##### RECORDS TO PROCESS #####

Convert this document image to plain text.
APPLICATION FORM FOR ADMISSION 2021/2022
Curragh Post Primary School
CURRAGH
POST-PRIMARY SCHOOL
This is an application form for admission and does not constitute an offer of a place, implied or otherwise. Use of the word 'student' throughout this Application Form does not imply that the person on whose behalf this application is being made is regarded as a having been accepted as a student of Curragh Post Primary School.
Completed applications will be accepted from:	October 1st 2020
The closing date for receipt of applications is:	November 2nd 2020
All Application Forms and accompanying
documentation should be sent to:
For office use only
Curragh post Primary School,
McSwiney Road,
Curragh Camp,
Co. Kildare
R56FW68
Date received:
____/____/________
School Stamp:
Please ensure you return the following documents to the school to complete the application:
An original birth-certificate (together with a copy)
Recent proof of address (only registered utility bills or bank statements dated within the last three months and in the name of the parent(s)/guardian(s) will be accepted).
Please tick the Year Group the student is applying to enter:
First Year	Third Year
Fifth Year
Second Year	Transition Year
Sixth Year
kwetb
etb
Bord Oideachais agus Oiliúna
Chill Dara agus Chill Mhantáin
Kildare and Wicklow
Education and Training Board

#####

=== OBJECTIVE ===
Make an exact copy of every line in the data.

=== EXERCISE ANSWER ===
Convert this document image to plain text.
APPLICATION FORM FOR ADMISSION 2021/2022
Curragh Post Primary School
CURRAGH
POST-PRIMARY SCHOOL
This is an application form for admission and does not constitute an offer of a place, implied or otherwise. Use of the word 'student' throughout this Application Form does not imply that the person on whose behalf this application is being made is regarded as a having been accepted as a student of Curragh Post Primary School.
Completed applications will be accepted from:	October 1st 2020
The closing date for receipt of applications is:	November 2nd 2020
All Application Forms and accompanying
documentation should be sent to:
For office use only
Curragh post Primary School,
McSwiney Road,
Curragh Camp,
Co. Kildare
R56FW68
Date received:
____/____/________
School Stamp:
Please ensure you return the following documents to the school to complete the application:
An original birth-certificate (together with a copy)
Recent proof of address (only registered utility bills or bank statements dated within the last three months and in the name of the parent(s)/guardian(s) will be accepted).
Please tick the Year Group the student is applying to enter:
First Year	Third Year
Fifth Year
Second Year	Transition Year
Sixth Year
kwetb
etb
Bord Oideachais agus Oiliúna
Chill Dara agus Chill Mhantáin
Kildare and Wicklow
Education and Training Board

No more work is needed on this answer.